AVAILABLE DATA:
»»

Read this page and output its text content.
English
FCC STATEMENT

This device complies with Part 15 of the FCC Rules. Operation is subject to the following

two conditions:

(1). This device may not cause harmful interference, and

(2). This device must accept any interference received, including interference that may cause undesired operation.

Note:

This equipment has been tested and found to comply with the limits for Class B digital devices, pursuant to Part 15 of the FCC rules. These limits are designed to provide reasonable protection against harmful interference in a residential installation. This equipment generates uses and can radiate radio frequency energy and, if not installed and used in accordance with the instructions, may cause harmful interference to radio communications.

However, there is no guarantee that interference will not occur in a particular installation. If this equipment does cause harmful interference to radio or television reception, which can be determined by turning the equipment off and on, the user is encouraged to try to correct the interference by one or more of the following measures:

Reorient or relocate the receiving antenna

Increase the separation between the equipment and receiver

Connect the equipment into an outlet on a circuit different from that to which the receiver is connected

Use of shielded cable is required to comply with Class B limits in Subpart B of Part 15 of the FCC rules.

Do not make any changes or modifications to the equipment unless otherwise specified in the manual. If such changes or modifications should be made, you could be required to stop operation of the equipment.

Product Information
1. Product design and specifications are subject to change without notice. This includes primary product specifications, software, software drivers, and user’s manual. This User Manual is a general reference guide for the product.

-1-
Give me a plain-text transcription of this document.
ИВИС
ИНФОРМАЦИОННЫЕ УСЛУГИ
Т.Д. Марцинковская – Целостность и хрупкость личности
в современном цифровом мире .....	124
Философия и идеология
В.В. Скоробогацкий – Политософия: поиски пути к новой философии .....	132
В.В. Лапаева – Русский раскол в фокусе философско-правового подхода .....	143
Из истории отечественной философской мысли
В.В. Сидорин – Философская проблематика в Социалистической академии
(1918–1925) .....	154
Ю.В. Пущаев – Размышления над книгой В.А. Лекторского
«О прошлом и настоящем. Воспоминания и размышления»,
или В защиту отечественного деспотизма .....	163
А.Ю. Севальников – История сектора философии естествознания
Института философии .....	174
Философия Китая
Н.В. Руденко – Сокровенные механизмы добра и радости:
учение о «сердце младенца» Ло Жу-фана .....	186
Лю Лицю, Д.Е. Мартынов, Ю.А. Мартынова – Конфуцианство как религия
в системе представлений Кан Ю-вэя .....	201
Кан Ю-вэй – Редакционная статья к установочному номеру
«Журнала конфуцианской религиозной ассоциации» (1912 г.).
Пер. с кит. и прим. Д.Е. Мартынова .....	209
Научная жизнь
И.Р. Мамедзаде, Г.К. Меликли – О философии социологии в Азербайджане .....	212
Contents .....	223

««

WORK TO BE COMPLETED: Your task is to reproduce the whole listing exactly.

THE REPLY:
Read this page and output its text content.
English
FCC STATEMENT

This device complies with Part 15 of the FCC Rules. Operation is subject to the following

two conditions:

(1). This device may not cause harmful interference, and

(2). This device must accept any interference received, including interference that may cause undesired operation.

Note:

This equipment has been tested and found to comply with the limits for Class B digital devices, pursuant to Part 15 of the FCC rules. These limits are designed to provide reasonable protection against harmful interference in a residential installation. This equipment generates uses and can radiate radio frequency energy and, if not installed and used in accordance with the instructions, may cause harmful interference to radio communications.

However, there is no guarantee that interference will not occur in a particular installation. If this equipment does cause harmful interference to radio or television reception, which can be determined by turning the equipment off and on, the user is encouraged to try to correct the interference by one or more of the following measures:

Reorient or relocate the receiving antenna

Increase the separation between the equipment and receiver

Connect the equipment into an outlet on a circuit different from that to which the receiver is connected

Use of shielded cable is required to comply with Class B limits in Subpart B of Part 15 of the FCC rules.

Do not make any changes or modifications to the equipment unless otherwise specified in the manual. If such changes or modifications should be made, you could be required to stop operation of the equipment.

Product Information
1. Product design and specifications are subject to change without notice. This includes primary product specifications, software, software drivers, and user’s manual. This User Manual is a general reference guide for the product.

-1-
Give me a plain-text transcription of this document.
ИВИС
ИНФОРМАЦИОННЫЕ УСЛУГИ
Т.Д. Марцинковская – Целостность и хрупкость личности
в современном цифровом мире .....	124
Философия и идеология
В.В. Скоробогацкий – Политософия: поиски пути к новой философии .....	132
В.В. Лапаева – Русский раскол в фокусе философско-правового подхода .....	143
Из истории отечественной философской мысли
В.В. Сидорин – Философская проблематика в Социалистической академии
(1918–1925) .....	154
Ю.В. Пущаев – Размышления над книгой В.А. Лекторского
«О прошлом и настоящем. Воспоминания и размышления»,
или В защиту отечественного деспотизма .....	163
А.Ю. Севальников – История сектора философии естествознания
Института философии .....	174
Философия Китая
Н.В. Руденко – Сокровенные механизмы добра и радости:
учение о «сердце младенца» Ло Жу-фана .....	186
Лю Лицю, Д.Е. Мартынов, Ю.А. Мартынова – Конфуцианство как религия
в системе представлений Кан Ю-вэя .....	201
Кан Ю-вэй – Редакционная статья к установочному номеру
«Журнала конфуцианской религиозной ассоциации» (1912 г.).
Пер. с кит. и прим. Д.Е. Мартынова .....	209
Научная жизнь
И.Р. Мамедзаде, Г.К. Меликли – О философии социологии в Азербайджане .....	212
Contents .....	223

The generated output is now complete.